THE PROBLEM: Find the lines containing the word "system" and copy every one of them.

MATERIAL SHOWN:
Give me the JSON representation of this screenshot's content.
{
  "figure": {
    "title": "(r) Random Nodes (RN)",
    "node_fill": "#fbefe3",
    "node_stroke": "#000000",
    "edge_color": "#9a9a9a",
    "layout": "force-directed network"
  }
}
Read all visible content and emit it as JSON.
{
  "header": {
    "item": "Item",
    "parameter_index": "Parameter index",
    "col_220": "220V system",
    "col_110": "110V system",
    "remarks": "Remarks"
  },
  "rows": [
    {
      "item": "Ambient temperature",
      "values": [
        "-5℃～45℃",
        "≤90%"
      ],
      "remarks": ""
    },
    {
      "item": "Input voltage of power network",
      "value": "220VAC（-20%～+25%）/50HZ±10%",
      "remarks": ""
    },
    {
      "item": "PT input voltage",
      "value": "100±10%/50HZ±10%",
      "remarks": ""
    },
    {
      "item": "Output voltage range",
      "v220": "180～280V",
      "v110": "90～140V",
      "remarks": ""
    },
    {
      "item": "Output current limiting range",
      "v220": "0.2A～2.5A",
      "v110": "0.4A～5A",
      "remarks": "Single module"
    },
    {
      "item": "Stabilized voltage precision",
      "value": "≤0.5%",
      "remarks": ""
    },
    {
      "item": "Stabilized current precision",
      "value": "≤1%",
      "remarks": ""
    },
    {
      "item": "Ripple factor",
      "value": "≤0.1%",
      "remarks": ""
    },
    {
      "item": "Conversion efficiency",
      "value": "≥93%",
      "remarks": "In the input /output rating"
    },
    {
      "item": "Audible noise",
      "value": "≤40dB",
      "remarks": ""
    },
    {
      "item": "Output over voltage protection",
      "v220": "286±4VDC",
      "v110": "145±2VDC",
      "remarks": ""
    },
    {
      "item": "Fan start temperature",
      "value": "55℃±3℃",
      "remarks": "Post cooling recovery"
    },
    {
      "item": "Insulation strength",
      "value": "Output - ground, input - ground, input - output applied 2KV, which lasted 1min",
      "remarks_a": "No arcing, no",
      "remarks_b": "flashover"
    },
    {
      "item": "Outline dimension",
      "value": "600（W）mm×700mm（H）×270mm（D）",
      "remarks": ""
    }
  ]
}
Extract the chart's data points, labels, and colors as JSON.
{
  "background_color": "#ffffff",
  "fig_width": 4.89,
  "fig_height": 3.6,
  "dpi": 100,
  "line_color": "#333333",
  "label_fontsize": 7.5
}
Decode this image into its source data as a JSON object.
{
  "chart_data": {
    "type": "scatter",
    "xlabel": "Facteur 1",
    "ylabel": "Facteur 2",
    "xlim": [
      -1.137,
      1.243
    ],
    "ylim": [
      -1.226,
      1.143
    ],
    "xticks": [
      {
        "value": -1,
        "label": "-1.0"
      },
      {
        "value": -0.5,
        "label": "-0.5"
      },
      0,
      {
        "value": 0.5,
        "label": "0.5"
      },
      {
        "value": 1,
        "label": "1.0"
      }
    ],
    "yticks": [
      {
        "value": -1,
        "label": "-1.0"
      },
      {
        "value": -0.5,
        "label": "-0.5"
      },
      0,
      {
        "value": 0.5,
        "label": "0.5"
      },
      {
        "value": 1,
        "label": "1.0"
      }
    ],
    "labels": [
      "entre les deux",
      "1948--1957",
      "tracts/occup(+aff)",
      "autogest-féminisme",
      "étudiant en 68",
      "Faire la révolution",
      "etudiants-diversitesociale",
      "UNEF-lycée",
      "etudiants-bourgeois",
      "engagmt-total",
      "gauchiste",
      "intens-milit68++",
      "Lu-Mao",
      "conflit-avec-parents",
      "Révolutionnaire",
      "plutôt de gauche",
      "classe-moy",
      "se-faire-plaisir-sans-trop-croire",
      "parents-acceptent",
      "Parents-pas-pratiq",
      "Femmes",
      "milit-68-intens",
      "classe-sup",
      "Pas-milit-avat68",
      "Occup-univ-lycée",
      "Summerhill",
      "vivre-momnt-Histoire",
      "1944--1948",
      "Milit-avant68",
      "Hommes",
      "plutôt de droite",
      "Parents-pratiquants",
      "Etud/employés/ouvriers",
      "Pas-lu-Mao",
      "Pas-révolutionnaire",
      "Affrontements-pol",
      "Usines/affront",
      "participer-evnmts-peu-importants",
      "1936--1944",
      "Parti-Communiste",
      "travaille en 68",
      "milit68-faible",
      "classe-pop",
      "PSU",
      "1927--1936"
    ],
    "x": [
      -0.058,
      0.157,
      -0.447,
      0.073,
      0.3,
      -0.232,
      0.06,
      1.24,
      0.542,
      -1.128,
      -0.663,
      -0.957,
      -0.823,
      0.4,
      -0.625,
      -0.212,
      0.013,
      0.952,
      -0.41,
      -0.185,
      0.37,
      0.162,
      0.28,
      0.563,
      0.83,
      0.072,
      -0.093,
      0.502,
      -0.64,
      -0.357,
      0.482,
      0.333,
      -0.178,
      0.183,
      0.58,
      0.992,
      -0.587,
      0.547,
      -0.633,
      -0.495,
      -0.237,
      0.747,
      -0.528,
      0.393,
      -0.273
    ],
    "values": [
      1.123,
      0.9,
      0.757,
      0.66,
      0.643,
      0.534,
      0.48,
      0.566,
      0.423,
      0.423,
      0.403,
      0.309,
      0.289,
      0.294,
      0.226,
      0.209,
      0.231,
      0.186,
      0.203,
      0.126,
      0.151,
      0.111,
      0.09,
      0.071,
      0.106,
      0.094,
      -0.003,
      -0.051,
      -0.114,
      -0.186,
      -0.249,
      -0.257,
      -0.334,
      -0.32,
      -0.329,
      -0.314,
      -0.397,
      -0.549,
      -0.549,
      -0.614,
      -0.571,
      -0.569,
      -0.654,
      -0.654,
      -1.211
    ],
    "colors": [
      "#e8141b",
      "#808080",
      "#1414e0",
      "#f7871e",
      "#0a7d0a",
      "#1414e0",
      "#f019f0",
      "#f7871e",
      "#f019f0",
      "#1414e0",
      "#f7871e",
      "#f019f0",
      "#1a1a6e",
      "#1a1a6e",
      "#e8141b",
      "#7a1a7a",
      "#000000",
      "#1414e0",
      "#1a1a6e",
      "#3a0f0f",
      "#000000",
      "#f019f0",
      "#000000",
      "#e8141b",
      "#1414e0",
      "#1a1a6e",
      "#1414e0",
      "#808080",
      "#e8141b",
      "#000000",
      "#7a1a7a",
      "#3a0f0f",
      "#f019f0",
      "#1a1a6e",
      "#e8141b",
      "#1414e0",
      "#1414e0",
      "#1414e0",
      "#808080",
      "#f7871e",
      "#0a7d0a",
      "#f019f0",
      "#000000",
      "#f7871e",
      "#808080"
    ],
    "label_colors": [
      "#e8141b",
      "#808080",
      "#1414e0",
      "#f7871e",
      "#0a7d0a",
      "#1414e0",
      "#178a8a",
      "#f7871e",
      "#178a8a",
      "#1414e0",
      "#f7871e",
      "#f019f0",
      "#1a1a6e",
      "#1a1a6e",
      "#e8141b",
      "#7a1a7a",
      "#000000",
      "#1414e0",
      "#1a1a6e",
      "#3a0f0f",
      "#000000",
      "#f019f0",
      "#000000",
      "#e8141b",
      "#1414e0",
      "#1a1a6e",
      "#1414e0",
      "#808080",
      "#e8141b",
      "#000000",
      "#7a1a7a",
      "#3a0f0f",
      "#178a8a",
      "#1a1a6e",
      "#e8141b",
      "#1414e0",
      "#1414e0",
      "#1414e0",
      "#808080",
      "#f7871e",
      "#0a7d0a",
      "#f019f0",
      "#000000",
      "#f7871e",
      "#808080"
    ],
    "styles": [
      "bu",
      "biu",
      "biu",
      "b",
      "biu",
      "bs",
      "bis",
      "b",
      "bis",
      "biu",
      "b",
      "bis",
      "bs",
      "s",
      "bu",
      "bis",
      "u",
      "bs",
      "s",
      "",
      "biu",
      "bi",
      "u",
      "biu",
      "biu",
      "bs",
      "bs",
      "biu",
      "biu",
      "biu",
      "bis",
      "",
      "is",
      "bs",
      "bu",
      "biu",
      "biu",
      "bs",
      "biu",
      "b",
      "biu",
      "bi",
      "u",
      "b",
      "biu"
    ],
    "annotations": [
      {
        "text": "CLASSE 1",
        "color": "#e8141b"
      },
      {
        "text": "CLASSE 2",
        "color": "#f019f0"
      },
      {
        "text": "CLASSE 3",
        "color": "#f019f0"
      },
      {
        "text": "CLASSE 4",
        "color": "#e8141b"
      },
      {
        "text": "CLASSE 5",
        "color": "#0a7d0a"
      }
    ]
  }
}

OUTPUT BELOW:
    "col_220": "220V system",
    "col_110": "110V system",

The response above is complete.